THE REQUEST: Verbatim output of all the material below is required.

========================

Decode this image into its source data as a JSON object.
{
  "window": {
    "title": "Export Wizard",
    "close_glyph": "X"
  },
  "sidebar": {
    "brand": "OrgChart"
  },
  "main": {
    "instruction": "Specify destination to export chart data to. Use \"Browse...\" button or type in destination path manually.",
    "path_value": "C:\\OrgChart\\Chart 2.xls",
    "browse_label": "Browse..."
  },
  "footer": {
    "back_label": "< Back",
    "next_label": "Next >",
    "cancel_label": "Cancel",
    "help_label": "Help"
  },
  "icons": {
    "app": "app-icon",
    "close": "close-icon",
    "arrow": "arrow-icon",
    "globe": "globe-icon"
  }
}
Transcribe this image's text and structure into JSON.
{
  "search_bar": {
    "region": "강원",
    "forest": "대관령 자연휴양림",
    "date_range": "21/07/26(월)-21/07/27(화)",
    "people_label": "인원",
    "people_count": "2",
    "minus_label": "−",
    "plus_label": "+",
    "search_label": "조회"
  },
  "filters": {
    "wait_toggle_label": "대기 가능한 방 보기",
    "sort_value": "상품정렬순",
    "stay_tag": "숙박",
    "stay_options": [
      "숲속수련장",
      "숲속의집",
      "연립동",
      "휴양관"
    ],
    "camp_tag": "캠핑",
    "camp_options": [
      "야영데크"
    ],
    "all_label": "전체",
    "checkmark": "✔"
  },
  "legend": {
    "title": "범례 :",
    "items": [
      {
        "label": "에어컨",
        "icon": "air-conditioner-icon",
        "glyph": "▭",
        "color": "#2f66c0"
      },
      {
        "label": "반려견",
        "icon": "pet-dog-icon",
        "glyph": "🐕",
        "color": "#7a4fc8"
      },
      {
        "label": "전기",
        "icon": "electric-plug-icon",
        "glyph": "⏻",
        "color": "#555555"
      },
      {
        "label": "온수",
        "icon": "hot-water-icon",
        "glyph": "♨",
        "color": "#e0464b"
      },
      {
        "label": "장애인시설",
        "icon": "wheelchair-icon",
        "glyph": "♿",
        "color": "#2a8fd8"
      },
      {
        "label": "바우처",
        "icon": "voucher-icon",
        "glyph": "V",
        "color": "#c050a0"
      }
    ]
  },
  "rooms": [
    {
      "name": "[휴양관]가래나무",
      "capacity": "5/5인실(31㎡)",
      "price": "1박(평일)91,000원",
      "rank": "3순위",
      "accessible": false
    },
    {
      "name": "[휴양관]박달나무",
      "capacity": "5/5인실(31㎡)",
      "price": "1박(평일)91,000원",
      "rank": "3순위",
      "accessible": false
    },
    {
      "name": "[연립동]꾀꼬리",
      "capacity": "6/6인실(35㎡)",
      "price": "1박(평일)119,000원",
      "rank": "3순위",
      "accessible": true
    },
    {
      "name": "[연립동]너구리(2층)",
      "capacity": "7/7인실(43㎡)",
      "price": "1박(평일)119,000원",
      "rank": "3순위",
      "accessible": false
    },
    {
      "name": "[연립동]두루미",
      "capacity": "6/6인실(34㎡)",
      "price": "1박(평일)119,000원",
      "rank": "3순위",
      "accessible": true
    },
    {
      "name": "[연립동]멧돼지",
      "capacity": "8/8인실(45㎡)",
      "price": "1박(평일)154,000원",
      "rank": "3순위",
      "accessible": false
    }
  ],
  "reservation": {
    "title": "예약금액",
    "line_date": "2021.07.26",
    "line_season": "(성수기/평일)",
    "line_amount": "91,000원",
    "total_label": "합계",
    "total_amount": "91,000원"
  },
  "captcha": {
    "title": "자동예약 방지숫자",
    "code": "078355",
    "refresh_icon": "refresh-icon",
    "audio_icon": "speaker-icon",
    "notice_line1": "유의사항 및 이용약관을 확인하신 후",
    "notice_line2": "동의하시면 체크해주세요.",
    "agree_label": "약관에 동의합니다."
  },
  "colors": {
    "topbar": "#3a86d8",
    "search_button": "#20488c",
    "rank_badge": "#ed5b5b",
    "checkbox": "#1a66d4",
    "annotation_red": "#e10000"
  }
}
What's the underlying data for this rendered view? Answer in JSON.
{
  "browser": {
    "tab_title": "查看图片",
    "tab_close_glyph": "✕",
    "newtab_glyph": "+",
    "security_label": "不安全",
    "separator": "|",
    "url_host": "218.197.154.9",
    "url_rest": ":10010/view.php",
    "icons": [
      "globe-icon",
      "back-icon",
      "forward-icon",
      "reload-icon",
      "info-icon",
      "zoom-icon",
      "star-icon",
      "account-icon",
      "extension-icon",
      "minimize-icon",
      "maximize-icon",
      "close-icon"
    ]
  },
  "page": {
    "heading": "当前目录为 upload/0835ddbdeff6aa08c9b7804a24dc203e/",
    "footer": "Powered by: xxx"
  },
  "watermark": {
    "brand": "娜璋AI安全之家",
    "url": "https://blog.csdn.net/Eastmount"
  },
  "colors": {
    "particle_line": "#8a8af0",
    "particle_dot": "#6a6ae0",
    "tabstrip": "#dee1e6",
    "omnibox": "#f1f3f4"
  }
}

========================

RESULT FOR THIS EXERCISE:
Decode this image into its source data as a JSON object.
{
  "window": {
    "title": "Export Wizard",
    "close_glyph": "X"
  },
  "sidebar": {
    "brand": "OrgChart"
  },
  "main": {
    "instruction": "Specify destination to export chart data to. Use \"Browse...\" button or type in destination path manually.",
    "path_value": "C:\\OrgChart\\Chart 2.xls",
    "browse_label": "Browse..."
  },
  "footer": {
    "back_label": "< Back",
    "next_label": "Next >",
    "cancel_label": "Cancel",
    "help_label": "Help"
  },
  "icons": {
    "app": "app-icon",
    "close": "close-icon",
    "arrow": "arrow-icon",
    "globe": "globe-icon"
  }
}
Transcribe this image's text and structure into JSON.
{
  "search_bar": {
    "region": "강원",
    "forest": "대관령 자연휴양림",
    "date_range": "21/07/26(월)-21/07/27(화)",
    "people_label": "인원",
    "people_count": "2",
    "minus_label": "−",
    "plus_label": "+",
    "search_label": "조회"
  },
  "filters": {
    "wait_toggle_label": "대기 가능한 방 보기",
    "sort_value": "상품정렬순",
    "stay_tag": "숙박",
    "stay_options": [
      "숲속수련장",
      "숲속의집",
      "연립동",
      "휴양관"
    ],
    "camp_tag": "캠핑",
    "camp_options": [
      "야영데크"
    ],
    "all_label": "전체",
    "checkmark": "✔"
  },
  "legend": {
    "title": "범례 :",
    "items": [
      {
        "label": "에어컨",
        "icon": "air-conditioner-icon",
        "glyph": "▭",
        "color": "#2f66c0"
      },
      {
        "label": "반려견",
        "icon": "pet-dog-icon",
        "glyph": "🐕",
        "color": "#7a4fc8"
      },
      {
        "label": "전기",
        "icon": "electric-plug-icon",
        "glyph": "⏻",
        "color": "#555555"
      },
      {
        "label": "온수",
        "icon": "hot-water-icon",
        "glyph": "♨",
        "color": "#e0464b"
      },
      {
        "label": "장애인시설",
        "icon": "wheelchair-icon",
        "glyph": "♿",
        "color": "#2a8fd8"
      },
      {
        "label": "바우처",
        "icon": "voucher-icon",
        "glyph": "V",
        "color": "#c050a0"
      }
    ]
  },
  "rooms": [
    {
      "name": "[휴양관]가래나무",
      "capacity": "5/5인실(31㎡)",
      "price": "1박(평일)91,000원",
      "rank": "3순위",
      "accessible": false
    },
    {
      "name": "[휴양관]박달나무",
      "capacity": "5/5인실(31㎡)",
      "price": "1박(평일)91,000원",
      "rank": "3순위",
      "accessible": false
    },
    {
      "name": "[연립동]꾀꼬리",
      "capacity": "6/6인실(35㎡)",
      "price": "1박(평일)119,000원",
      "rank": "3순위",
      "accessible": true
    },
    {
      "name": "[연립동]너구리(2층)",
      "capacity": "7/7인실(43㎡)",
      "price": "1박(평일)119,000원",
      "rank": "3순위",
      "accessible": false
    },
    {
      "name": "[연립동]두루미",
      "capacity": "6/6인실(34㎡)",
      "price": "1박(평일)119,000원",
      "rank": "3순위",
      "accessible": true
    },
    {
      "name": "[연립동]멧돼지",
      "capacity": "8/8인실(45㎡)",
      "price": "1박(평일)154,000원",
      "rank": "3순위",
      "accessible": false
    }
  ],
  "reservation": {
    "title": "예약금액",
    "line_date": "2021.07.26",
    "line_season": "(성수기/평일)",
    "line_amount": "91,000원",
    "total_label": "합계",
    "total_amount": "91,000원"
  },
  "captcha": {
    "title": "자동예약 방지숫자",
    "code": "078355",
    "refresh_icon": "refresh-icon",
    "audio_icon": "speaker-icon",
    "notice_line1": "유의사항 및 이용약관을 확인하신 후",
    "notice_line2": "동의하시면 체크해주세요.",
    "agree_label": "약관에 동의합니다."
  },
  "colors": {
    "topbar": "#3a86d8",
    "search_button": "#20488c",
    "rank_badge": "#ed5b5b",
    "checkbox": "#1a66d4",
    "annotation_red": "#e10000"
  }
}
What's the underlying data for this rendered view? Answer in JSON.
{
  "browser": {
    "tab_title": "查看图片",
    "tab_close_glyph": "✕",
    "newtab_glyph": "+",
    "security_label": "不安全",
    "separator": "|",
    "url_host": "218.197.154.9",
    "url_rest": ":10010/view.php",
    "icons": [
      "globe-icon",
      "back-icon",
      "forward-icon",
      "reload-icon",
      "info-icon",
      "zoom-icon",
      "star-icon",
      "account-icon",
      "extension-icon",
      "minimize-icon",
      "maximize-icon",
      "close-icon"
    ]
  },
  "page": {
    "heading": "当前目录为 upload/0835ddbdeff6aa08c9b7804a24dc203e/",
    "footer": "Powered by: xxx"
  },
  "watermark": {
    "brand": "娜璋AI安全之家",
    "url": "https://blog.csdn.net/Eastmount"
  },
  "colors": {
    "particle_line": "#8a8af0",
    "particle_dot": "#6a6ae0",
    "tabstrip": "#dee1e6",
    "omnibox": "#f1f3f4"
  }
}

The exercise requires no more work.